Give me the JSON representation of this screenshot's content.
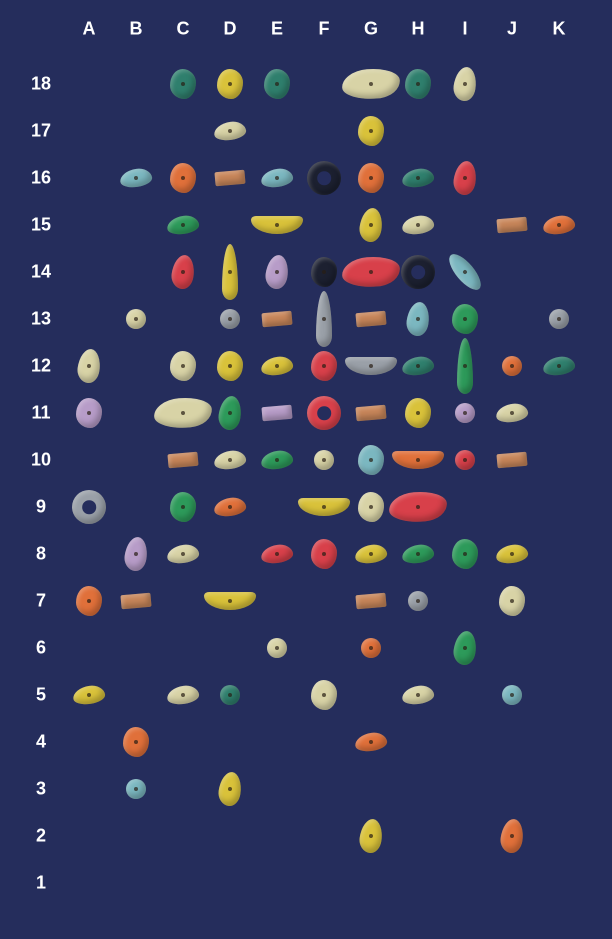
{
  "columns": [
    "A",
    "B",
    "C",
    "D",
    "E",
    "F",
    "G",
    "H",
    "I",
    "J",
    "K"
  ],
  "rows": [
    "18",
    "17",
    "16",
    "15",
    "14",
    "13",
    "12",
    "11",
    "10",
    "9",
    "8",
    "7",
    "6",
    "5",
    "4",
    "3",
    "2",
    "1"
  ],
  "colors": {
    "background": "#252d5c",
    "label": "#ffffff",
    "teal": "#2f7f6d",
    "yellow": "#d9c23a",
    "cream": "#d8d3a6",
    "orange": "#e0703a",
    "red": "#d8404a",
    "green": "#2d9a5a",
    "wood": "#c8865a",
    "black": "#1c2030",
    "lavender": "#b79cc8",
    "lightblue": "#7bb7c0",
    "grey": "#9aa0a8"
  },
  "holds": [
    {
      "c": "C",
      "r": "18",
      "color": "teal",
      "shape": "blob"
    },
    {
      "c": "D",
      "r": "18",
      "color": "yellow",
      "shape": "blob"
    },
    {
      "c": "E",
      "r": "18",
      "color": "teal",
      "shape": "blob"
    },
    {
      "c": "G",
      "r": "18",
      "color": "cream",
      "shape": "big"
    },
    {
      "c": "H",
      "r": "18",
      "color": "teal",
      "shape": "blob"
    },
    {
      "c": "I",
      "r": "18",
      "color": "cream",
      "shape": "tall"
    },
    {
      "c": "D",
      "r": "17",
      "color": "cream",
      "shape": "flat"
    },
    {
      "c": "G",
      "r": "17",
      "color": "yellow",
      "shape": "blob"
    },
    {
      "c": "B",
      "r": "16",
      "color": "lightblue",
      "shape": "flat"
    },
    {
      "c": "C",
      "r": "16",
      "color": "orange",
      "shape": "blob"
    },
    {
      "c": "D",
      "r": "16",
      "color": "wood",
      "shape": "plate"
    },
    {
      "c": "E",
      "r": "16",
      "color": "lightblue",
      "shape": "flat"
    },
    {
      "c": "F",
      "r": "16",
      "color": "black",
      "shape": "ring"
    },
    {
      "c": "G",
      "r": "16",
      "color": "orange",
      "shape": "blob"
    },
    {
      "c": "H",
      "r": "16",
      "color": "teal",
      "shape": "flat"
    },
    {
      "c": "I",
      "r": "16",
      "color": "red",
      "shape": "tall"
    },
    {
      "c": "C",
      "r": "15",
      "color": "green",
      "shape": "flat"
    },
    {
      "c": "E",
      "r": "15",
      "color": "yellow",
      "shape": "wide"
    },
    {
      "c": "G",
      "r": "15",
      "color": "yellow",
      "shape": "tall"
    },
    {
      "c": "H",
      "r": "15",
      "color": "cream",
      "shape": "flat"
    },
    {
      "c": "J",
      "r": "15",
      "color": "wood",
      "shape": "plate"
    },
    {
      "c": "K",
      "r": "15",
      "color": "orange",
      "shape": "flat"
    },
    {
      "c": "C",
      "r": "14",
      "color": "red",
      "shape": "tall"
    },
    {
      "c": "D",
      "r": "14",
      "color": "yellow",
      "shape": "spike"
    },
    {
      "c": "E",
      "r": "14",
      "color": "lavender",
      "shape": "tall"
    },
    {
      "c": "F",
      "r": "14",
      "color": "black",
      "shape": "blob"
    },
    {
      "c": "G",
      "r": "14",
      "color": "red",
      "shape": "big"
    },
    {
      "c": "H",
      "r": "14",
      "color": "black",
      "shape": "ring"
    },
    {
      "c": "I",
      "r": "14",
      "color": "lightblue",
      "shape": "slant"
    },
    {
      "c": "B",
      "r": "13",
      "color": "cream",
      "shape": "small"
    },
    {
      "c": "D",
      "r": "13",
      "color": "grey",
      "shape": "small"
    },
    {
      "c": "E",
      "r": "13",
      "color": "wood",
      "shape": "plate"
    },
    {
      "c": "F",
      "r": "13",
      "color": "grey",
      "shape": "spike"
    },
    {
      "c": "G",
      "r": "13",
      "color": "wood",
      "shape": "plate"
    },
    {
      "c": "H",
      "r": "13",
      "color": "lightblue",
      "shape": "tall"
    },
    {
      "c": "I",
      "r": "13",
      "color": "green",
      "shape": "blob"
    },
    {
      "c": "K",
      "r": "13",
      "color": "grey",
      "shape": "small"
    },
    {
      "c": "A",
      "r": "12",
      "color": "cream",
      "shape": "tall"
    },
    {
      "c": "C",
      "r": "12",
      "color": "cream",
      "shape": "blob"
    },
    {
      "c": "D",
      "r": "12",
      "color": "yellow",
      "shape": "blob"
    },
    {
      "c": "E",
      "r": "12",
      "color": "yellow",
      "shape": "flat"
    },
    {
      "c": "F",
      "r": "12",
      "color": "red",
      "shape": "blob"
    },
    {
      "c": "G",
      "r": "12",
      "color": "grey",
      "shape": "wide"
    },
    {
      "c": "H",
      "r": "12",
      "color": "teal",
      "shape": "flat"
    },
    {
      "c": "I",
      "r": "12",
      "color": "green",
      "shape": "spike"
    },
    {
      "c": "J",
      "r": "12",
      "color": "orange",
      "shape": "small"
    },
    {
      "c": "K",
      "r": "12",
      "color": "teal",
      "shape": "flat"
    },
    {
      "c": "A",
      "r": "11",
      "color": "lavender",
      "shape": "blob"
    },
    {
      "c": "C",
      "r": "11",
      "color": "cream",
      "shape": "big"
    },
    {
      "c": "D",
      "r": "11",
      "color": "green",
      "shape": "tall"
    },
    {
      "c": "E",
      "r": "11",
      "color": "lavender",
      "shape": "plate"
    },
    {
      "c": "F",
      "r": "11",
      "color": "red",
      "shape": "ring"
    },
    {
      "c": "G",
      "r": "11",
      "color": "wood",
      "shape": "plate"
    },
    {
      "c": "H",
      "r": "11",
      "color": "yellow",
      "shape": "blob"
    },
    {
      "c": "I",
      "r": "11",
      "color": "lavender",
      "shape": "small"
    },
    {
      "c": "J",
      "r": "11",
      "color": "cream",
      "shape": "flat"
    },
    {
      "c": "C",
      "r": "10",
      "color": "wood",
      "shape": "plate"
    },
    {
      "c": "D",
      "r": "10",
      "color": "cream",
      "shape": "flat"
    },
    {
      "c": "E",
      "r": "10",
      "color": "green",
      "shape": "flat"
    },
    {
      "c": "F",
      "r": "10",
      "color": "cream",
      "shape": "small"
    },
    {
      "c": "G",
      "r": "10",
      "color": "lightblue",
      "shape": "blob"
    },
    {
      "c": "H",
      "r": "10",
      "color": "orange",
      "shape": "wide"
    },
    {
      "c": "I",
      "r": "10",
      "color": "red",
      "shape": "small"
    },
    {
      "c": "J",
      "r": "10",
      "color": "wood",
      "shape": "plate"
    },
    {
      "c": "A",
      "r": "9",
      "color": "grey",
      "shape": "ring"
    },
    {
      "c": "C",
      "r": "9",
      "color": "green",
      "shape": "blob"
    },
    {
      "c": "D",
      "r": "9",
      "color": "orange",
      "shape": "flat"
    },
    {
      "c": "F",
      "r": "9",
      "color": "yellow",
      "shape": "wide"
    },
    {
      "c": "G",
      "r": "9",
      "color": "cream",
      "shape": "blob"
    },
    {
      "c": "H",
      "r": "9",
      "color": "red",
      "shape": "big"
    },
    {
      "c": "B",
      "r": "8",
      "color": "lavender",
      "shape": "tall"
    },
    {
      "c": "C",
      "r": "8",
      "color": "cream",
      "shape": "flat"
    },
    {
      "c": "E",
      "r": "8",
      "color": "red",
      "shape": "flat"
    },
    {
      "c": "F",
      "r": "8",
      "color": "red",
      "shape": "blob"
    },
    {
      "c": "G",
      "r": "8",
      "color": "yellow",
      "shape": "flat"
    },
    {
      "c": "H",
      "r": "8",
      "color": "green",
      "shape": "flat"
    },
    {
      "c": "I",
      "r": "8",
      "color": "green",
      "shape": "blob"
    },
    {
      "c": "J",
      "r": "8",
      "color": "yellow",
      "shape": "flat"
    },
    {
      "c": "A",
      "r": "7",
      "color": "orange",
      "shape": "blob"
    },
    {
      "c": "B",
      "r": "7",
      "color": "wood",
      "shape": "plate"
    },
    {
      "c": "D",
      "r": "7",
      "color": "yellow",
      "shape": "wide"
    },
    {
      "c": "G",
      "r": "7",
      "color": "wood",
      "shape": "plate"
    },
    {
      "c": "H",
      "r": "7",
      "color": "grey",
      "shape": "small"
    },
    {
      "c": "J",
      "r": "7",
      "color": "cream",
      "shape": "blob"
    },
    {
      "c": "E",
      "r": "6",
      "color": "cream",
      "shape": "small"
    },
    {
      "c": "G",
      "r": "6",
      "color": "orange",
      "shape": "small"
    },
    {
      "c": "I",
      "r": "6",
      "color": "green",
      "shape": "tall"
    },
    {
      "c": "A",
      "r": "5",
      "color": "yellow",
      "shape": "flat"
    },
    {
      "c": "C",
      "r": "5",
      "color": "cream",
      "shape": "flat"
    },
    {
      "c": "D",
      "r": "5",
      "color": "teal",
      "shape": "small"
    },
    {
      "c": "F",
      "r": "5",
      "color": "cream",
      "shape": "blob"
    },
    {
      "c": "H",
      "r": "5",
      "color": "cream",
      "shape": "flat"
    },
    {
      "c": "J",
      "r": "5",
      "color": "lightblue",
      "shape": "small"
    },
    {
      "c": "B",
      "r": "4",
      "color": "orange",
      "shape": "blob"
    },
    {
      "c": "G",
      "r": "4",
      "color": "orange",
      "shape": "flat"
    },
    {
      "c": "B",
      "r": "3",
      "color": "lightblue",
      "shape": "small"
    },
    {
      "c": "D",
      "r": "3",
      "color": "yellow",
      "shape": "tall"
    },
    {
      "c": "G",
      "r": "2",
      "color": "yellow",
      "shape": "tall"
    },
    {
      "c": "J",
      "r": "2",
      "color": "orange",
      "shape": "tall"
    }
  ]
}
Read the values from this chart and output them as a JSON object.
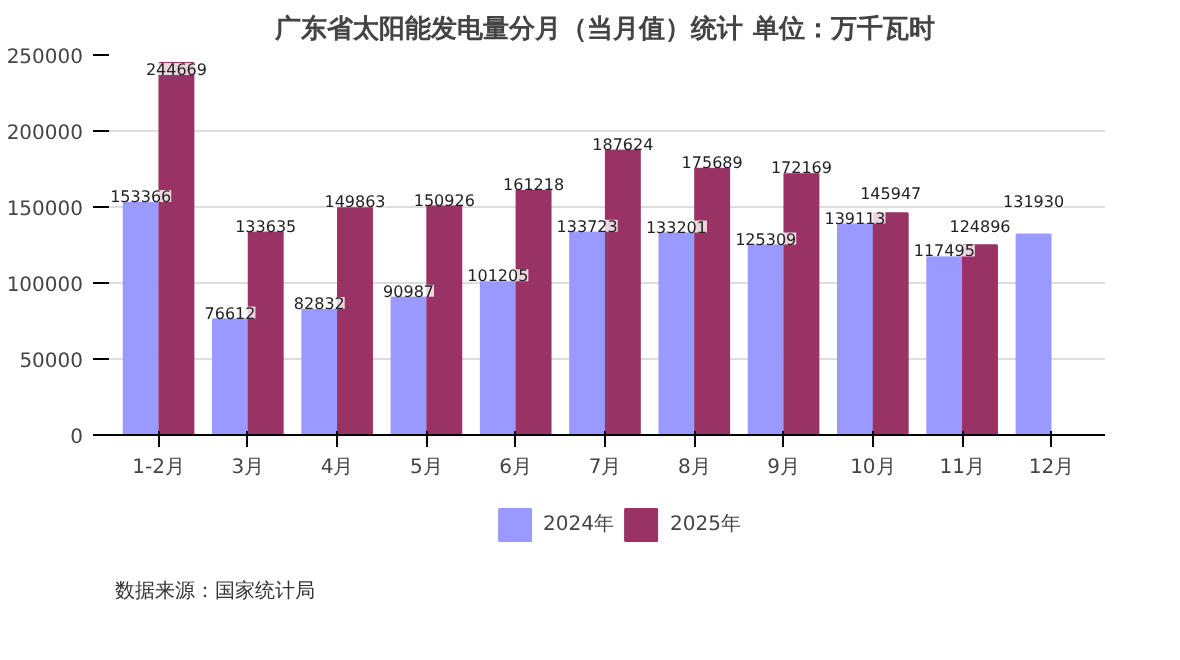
{
  "chart_data": {
    "type": "bar",
    "title": "广东省太阳能发电量分月（当月值）统计 单位：万千瓦时",
    "categories": [
      "1-2月",
      "3月",
      "4月",
      "5月",
      "6月",
      "7月",
      "8月",
      "9月",
      "10月",
      "11月",
      "12月"
    ],
    "series": [
      {
        "name": "2024年",
        "color": "#9999ff",
        "values": [
          153366,
          76612,
          82832,
          90987,
          101205,
          133723,
          133201,
          125309,
          139113,
          117495,
          131930
        ]
      },
      {
        "name": "2025年",
        "color": "#993366",
        "values": [
          244669,
          133635,
          149863,
          150926,
          161218,
          187624,
          175689,
          172169,
          145947,
          124896,
          null
        ]
      }
    ],
    "ylim": [
      0,
      250000
    ],
    "yticks": [
      0,
      50000,
      100000,
      150000,
      200000,
      250000
    ],
    "grid": "y",
    "legend": "bottom",
    "data_labels": true,
    "annotations": [
      "数据来源：国家统计局"
    ]
  }
}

━━━━━━━━━━━━━━━━━━━━

**Your instructions**
All lines from the one holding "Read the values" to the end of the listing above need to be duplicated exactly. None of the pictures should be included.

**Exercise solution**
Read the values from this chart and output them as a JSON object.
{
  "chart_data": {
    "type": "bar",
    "title": "广东省太阳能发电量分月（当月值）统计 单位：万千瓦时",
    "categories": [
      "1-2月",
      "3月",
      "4月",
      "5月",
      "6月",
      "7月",
      "8月",
      "9月",
      "10月",
      "11月",
      "12月"
    ],
    "series": [
      {
        "name": "2024年",
        "color": "#9999ff",
        "values": [
          153366,
          76612,
          82832,
          90987,
          101205,
          133723,
          133201,
          125309,
          139113,
          117495,
          131930
        ]
      },
      {
        "name": "2025年",
        "color": "#993366",
        "values": [
          244669,
          133635,
          149863,
          150926,
          161218,
          187624,
          175689,
          172169,
          145947,
          124896,
          null
        ]
      }
    ],
    "ylim": [
      0,
      250000
    ],
    "yticks": [
      0,
      50000,
      100000,
      150000,
      200000,
      250000
    ],
    "grid": "y",
    "legend": "bottom",
    "data_labels": true,
    "annotations": [
      "数据来源：国家统计局"
    ]
  }
}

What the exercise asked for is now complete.